▸ **Werkinstructies**:
a - Beantwoord aan de hand van het artikel over mission kids deze vragen:
(i) Hoeveel studentenkamers telt het studentenhuis in Amersfoort?
(ii) Hoe oud was Christian den Butter toen hij met zijn ouders emigreerde?
(iii) In welke stad verbleef het gezin de eerste maand?
b - Geef per bewering aan of ze overeenkomt met het artikel over mission kids. Antwoord met ja of nee en citeer de woorden uit het artikel die de doorslag geven.
(i) De gemeenschappelijke woonkamer is groter dan 5 vierkante meter.
(ii) Christian den Butter studeert aan het Hoornbeeck College.
(iii) Het gezin emigreerde vanuit Maartensdijk.
c - Hervat het artikel over mission kids na de laatste zin die er staat.

Mission kid: Nergens op aarde echt thuis
Het feit dat ze een speciale naam kregen, zegt al genoeg. ”Mission kids” dragen de erfenis mee van het opgroeien in een vreemde cultuur, waar hun ouders zich vestigden uit roepingsbesef. Meestal wordt de negatieve kant van deze nalatenschap belicht. Het kan ook anders. „Ik probeer het beste van beide werelden te combineren.”
Het studentenhuis in de binnenstad van Amersfoort is een duister labyrint van gangen. Ze voeren naar elf bescheiden studentenkamers. De gemeenschappelijke woonkamer, nog geen 5 vierkante meter groot, is gevuld met meubilair van de kringloop. Christian den Butter (19) reageert laconiek op opmerkingen over het gebrek aan gerief en brandveiligheid. De student van het Hoornbeeck College zag nog wel andere woonomstandigheden.
Vijf jaar was hij toen hij met zijn ouders en twee jongere broertjes van Maartensdijk naar Oost-Azië emigreerde. „Het enige wat ik me ervan herinner, is dat ik met een lolly op Schiphol stond. De eerste maand verbleven we in Singapore. Dat was een cultuurschok, na het leven in het landelijke Maartensdijk.”

▸ **Geëxtraheerde vermeldingen**:
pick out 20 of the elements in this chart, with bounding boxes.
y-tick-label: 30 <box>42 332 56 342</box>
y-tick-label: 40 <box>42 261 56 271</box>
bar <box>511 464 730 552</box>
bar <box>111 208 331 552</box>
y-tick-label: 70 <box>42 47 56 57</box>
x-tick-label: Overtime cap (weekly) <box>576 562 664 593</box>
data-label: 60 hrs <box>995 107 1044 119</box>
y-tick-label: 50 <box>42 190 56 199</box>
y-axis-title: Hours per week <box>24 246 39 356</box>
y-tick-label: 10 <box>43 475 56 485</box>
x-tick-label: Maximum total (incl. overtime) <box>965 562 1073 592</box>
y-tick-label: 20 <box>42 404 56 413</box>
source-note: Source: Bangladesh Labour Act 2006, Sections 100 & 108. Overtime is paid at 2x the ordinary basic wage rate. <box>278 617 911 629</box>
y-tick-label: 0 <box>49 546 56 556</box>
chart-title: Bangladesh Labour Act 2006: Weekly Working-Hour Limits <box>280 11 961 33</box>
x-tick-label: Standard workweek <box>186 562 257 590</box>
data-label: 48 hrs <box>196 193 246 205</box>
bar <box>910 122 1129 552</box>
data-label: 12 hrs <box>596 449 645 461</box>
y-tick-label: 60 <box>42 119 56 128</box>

▸ **Resultaten**:
a -
(i) Elf.
(ii) Vijf jaar.
(iii) In Singapore.

b -
(i) Nee: "nog geen 5 vierkante meter groot".
(ii) Ja: "De student van het Hoornbeeck College".
(iii) Ja: "van Maartensdijk naar Oost-Azië emigreerde".

c -
Van Singapore trok het gezin door naar een metropool met 7 miljoen inwoners. „Daar hebben we drie jaar gewoond. Mijn ouders volgden er een taalstudie, ik ging naar een internationale school die voornamelijk werd bevolkt door kinderen van zendelingen. Wij werden ernaartoe gebracht door de eigenaar van een minibusje. Met een paar weken sprak ik al aardig Engels. Dan maak je snel vriendjes. De overgang is bij mij soepel verlopen. Mijn beste vrienden waren twee Amerikaanse jongens, een jongen uit Hongkong en een Zuid-Koreaan.”
Huiswerk
Zijn leven voltrok zich binnen de kring van de internationale school en de internationale kerk. „We woonden in een buurt met veel buitenlanders, op de vijfde verdieping van een flat uit de jaren 80. Met lokale kinderen had ik nauwelijks contact. Die beginnen om zes uur ’s morgens en zitten tot het eind van de middag op school. De hele avond maken ze huiswerk, zaterdag krijgen ze bijles. Vrij onmenselijk.”
Het ouderlijk gezin breidde in de loop der jaren uit tot acht kinderen. „We verhuisden naar een stadje met ongeveer 200.000 inwoners in het zuiden van dezelfde provincie. Mijn vader werkt daar voor een non-profitorganisatie die zich onder meer bezighoudt met de zorg voor leprapatiënten. Deze plaats was te klein voor een internationale school, dus mijn moeder gaf ons ’s morgens thuisonderwijs aan de hand van IVIO Wereldschool. Daarmee heb ik de basisschool afgemaakt.”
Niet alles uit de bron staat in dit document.